Some limitations of our study should be noted. HRV is only an indirect measure of autonomic activity. It was established in this clinical setting because noninvasive direct measures of autonomic regulation are not available. Artifacts during HRV data recording were inevitable to some degree. However, artifacts were eliminated by computer-based artifact detection followed by an evaluation by an expert blinded to the hemodynamic effects of SA. Because fast Fourier transformation analysis requires stationary data, patients were asked to lie calmly in the supine position during measurements. Because of the minimally invasive technique of the surgical procedure with almost no blood loss and minimal surgical manipulations, stillness was secured throughout the measurements. Vasopressor boluses after SA for treatment of hypotensive episodes may influence HRV measurements in the course of SA.

EXERCISE SET »
[a] According to the study-limitations paragraph, what characteristics of the surgical procedure secured stillness throughout the measurements? List each one.
[b] Resume the paragraph on the study's limitations, starting after its final sentence.

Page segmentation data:
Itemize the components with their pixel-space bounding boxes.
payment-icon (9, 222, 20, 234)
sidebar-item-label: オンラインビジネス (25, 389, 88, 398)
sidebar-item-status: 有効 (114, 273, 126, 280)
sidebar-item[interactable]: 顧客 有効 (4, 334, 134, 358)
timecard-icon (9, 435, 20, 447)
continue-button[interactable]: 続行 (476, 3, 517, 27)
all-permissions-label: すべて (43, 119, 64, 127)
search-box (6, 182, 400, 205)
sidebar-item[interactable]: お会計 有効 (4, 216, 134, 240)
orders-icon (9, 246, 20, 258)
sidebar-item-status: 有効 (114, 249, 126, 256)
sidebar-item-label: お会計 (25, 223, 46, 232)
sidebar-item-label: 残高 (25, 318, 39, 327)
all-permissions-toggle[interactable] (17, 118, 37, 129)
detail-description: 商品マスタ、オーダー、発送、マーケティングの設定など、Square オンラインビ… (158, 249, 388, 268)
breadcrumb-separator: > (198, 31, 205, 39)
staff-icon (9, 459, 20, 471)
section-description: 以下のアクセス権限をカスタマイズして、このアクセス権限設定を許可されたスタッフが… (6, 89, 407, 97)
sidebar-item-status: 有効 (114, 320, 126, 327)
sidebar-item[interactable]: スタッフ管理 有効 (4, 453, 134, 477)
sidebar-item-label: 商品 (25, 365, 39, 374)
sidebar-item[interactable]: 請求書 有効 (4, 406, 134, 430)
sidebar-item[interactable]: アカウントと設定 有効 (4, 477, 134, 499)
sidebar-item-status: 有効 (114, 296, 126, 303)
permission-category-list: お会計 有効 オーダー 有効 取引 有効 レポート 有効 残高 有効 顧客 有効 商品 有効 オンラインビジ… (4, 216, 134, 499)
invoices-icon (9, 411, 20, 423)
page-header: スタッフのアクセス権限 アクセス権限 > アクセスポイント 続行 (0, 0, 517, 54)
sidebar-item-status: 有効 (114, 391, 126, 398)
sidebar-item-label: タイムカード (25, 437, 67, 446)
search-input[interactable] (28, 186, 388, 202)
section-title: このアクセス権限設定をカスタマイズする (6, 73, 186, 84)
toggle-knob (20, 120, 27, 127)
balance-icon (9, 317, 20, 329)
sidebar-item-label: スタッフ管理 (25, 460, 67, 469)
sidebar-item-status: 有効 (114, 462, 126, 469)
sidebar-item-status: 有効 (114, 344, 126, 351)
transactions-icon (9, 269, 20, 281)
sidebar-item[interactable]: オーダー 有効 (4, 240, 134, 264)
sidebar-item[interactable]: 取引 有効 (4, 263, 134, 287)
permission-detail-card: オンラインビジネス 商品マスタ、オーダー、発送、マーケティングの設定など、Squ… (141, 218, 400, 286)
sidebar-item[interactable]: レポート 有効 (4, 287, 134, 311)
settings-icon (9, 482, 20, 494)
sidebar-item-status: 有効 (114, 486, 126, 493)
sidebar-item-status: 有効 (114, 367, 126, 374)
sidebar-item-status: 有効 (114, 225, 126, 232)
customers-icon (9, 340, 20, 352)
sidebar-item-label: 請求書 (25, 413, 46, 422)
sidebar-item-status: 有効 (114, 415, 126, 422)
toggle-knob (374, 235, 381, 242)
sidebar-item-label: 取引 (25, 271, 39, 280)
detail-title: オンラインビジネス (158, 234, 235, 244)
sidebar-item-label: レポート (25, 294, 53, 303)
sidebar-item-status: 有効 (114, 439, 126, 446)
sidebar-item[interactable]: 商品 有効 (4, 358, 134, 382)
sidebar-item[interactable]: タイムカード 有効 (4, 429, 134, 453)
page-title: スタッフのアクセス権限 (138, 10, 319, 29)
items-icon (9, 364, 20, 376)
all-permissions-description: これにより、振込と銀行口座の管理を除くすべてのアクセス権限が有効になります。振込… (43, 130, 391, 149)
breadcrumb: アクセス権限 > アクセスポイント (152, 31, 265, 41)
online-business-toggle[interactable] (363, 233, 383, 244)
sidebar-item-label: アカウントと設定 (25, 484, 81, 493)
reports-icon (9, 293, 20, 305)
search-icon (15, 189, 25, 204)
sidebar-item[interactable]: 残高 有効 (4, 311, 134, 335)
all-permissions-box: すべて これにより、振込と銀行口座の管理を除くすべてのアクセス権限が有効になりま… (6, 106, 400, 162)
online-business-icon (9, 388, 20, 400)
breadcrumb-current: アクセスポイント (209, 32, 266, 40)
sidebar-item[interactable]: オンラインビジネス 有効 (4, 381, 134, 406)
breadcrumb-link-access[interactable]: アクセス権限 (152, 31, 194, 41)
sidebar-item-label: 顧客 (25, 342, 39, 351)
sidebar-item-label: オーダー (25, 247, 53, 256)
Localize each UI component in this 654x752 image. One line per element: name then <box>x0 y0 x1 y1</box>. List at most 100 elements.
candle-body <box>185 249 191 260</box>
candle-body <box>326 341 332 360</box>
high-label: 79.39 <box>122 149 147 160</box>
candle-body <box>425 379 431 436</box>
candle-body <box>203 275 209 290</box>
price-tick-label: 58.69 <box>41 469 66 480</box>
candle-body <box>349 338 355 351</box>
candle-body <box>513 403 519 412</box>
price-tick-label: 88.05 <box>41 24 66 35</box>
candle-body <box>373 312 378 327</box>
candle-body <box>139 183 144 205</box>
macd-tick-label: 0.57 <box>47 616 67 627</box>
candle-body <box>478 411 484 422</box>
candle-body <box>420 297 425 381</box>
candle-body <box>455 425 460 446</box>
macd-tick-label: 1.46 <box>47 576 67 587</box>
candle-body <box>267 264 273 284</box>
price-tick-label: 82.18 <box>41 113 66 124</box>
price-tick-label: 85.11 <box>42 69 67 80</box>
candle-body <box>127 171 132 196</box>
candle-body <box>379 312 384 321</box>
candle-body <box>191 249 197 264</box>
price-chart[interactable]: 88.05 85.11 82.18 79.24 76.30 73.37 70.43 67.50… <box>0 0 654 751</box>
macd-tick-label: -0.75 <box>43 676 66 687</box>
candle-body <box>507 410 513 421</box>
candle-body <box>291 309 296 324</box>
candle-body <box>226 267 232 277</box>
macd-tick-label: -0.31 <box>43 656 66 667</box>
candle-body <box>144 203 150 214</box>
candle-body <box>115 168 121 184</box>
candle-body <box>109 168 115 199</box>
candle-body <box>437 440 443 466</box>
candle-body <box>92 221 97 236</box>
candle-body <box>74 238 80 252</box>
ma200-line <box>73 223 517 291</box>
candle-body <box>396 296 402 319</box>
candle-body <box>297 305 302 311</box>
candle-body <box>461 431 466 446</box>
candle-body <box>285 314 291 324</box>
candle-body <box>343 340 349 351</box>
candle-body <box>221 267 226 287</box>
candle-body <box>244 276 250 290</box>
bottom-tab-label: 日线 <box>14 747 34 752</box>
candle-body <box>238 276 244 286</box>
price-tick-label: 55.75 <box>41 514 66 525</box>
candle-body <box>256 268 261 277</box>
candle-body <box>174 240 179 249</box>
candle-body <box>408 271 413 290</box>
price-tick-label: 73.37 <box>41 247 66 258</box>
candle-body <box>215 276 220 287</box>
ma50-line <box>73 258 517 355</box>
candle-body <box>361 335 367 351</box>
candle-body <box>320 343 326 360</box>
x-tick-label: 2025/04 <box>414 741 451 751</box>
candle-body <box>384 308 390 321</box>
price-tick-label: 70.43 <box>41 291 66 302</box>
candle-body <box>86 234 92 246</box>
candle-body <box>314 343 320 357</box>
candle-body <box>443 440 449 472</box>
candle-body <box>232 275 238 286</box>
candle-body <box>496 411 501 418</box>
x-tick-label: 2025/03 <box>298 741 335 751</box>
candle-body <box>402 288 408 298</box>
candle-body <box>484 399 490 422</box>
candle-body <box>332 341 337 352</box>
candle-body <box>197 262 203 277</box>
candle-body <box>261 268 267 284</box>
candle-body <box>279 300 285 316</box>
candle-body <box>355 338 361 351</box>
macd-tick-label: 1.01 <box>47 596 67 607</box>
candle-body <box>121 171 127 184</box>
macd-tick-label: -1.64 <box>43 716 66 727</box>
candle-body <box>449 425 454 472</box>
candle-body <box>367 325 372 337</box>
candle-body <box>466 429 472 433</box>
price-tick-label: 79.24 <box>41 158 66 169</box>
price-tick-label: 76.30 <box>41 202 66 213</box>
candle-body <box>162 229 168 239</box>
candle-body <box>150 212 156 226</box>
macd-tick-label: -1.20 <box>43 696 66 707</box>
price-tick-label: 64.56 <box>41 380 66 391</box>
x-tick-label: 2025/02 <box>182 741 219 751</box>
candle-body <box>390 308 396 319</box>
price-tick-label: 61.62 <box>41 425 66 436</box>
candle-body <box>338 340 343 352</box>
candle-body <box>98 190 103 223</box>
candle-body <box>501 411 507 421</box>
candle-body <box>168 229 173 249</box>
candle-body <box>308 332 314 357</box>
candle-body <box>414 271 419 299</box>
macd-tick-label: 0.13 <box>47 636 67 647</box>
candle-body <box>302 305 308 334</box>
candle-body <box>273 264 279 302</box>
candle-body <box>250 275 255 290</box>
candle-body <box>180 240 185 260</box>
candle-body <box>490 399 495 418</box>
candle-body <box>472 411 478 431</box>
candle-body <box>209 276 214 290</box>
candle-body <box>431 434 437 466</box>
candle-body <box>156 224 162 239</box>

TASK RESPONSES »
[a]
- Minimally invasive technique
- Almost no blood loss
- Minimal surgical manipulations

[b]
Heart rate variability measurements are based on standard electrocardiographic recordings at high acquisition rates, and commercial tools offer computerized interpretation. Therefore, in principle, the technique could easily be implemented in routine clinical monitoring. HRV measurements may contain important prognostic information about individual hemodynamic reaction after SA. Our data suggest a correlation between an increased sympathetic activity indicated by HRV before SA and hypotension in the course of regional anesthesia. A high sensitivity and specificity of LF/HF greater than 2.5 for prediction of hypotension was demonstrated. Therefore, HRV analysis before SA may be suitable to detect patients at high risk of hypotension. The predictive value of LF/HF may be superior to established predictors.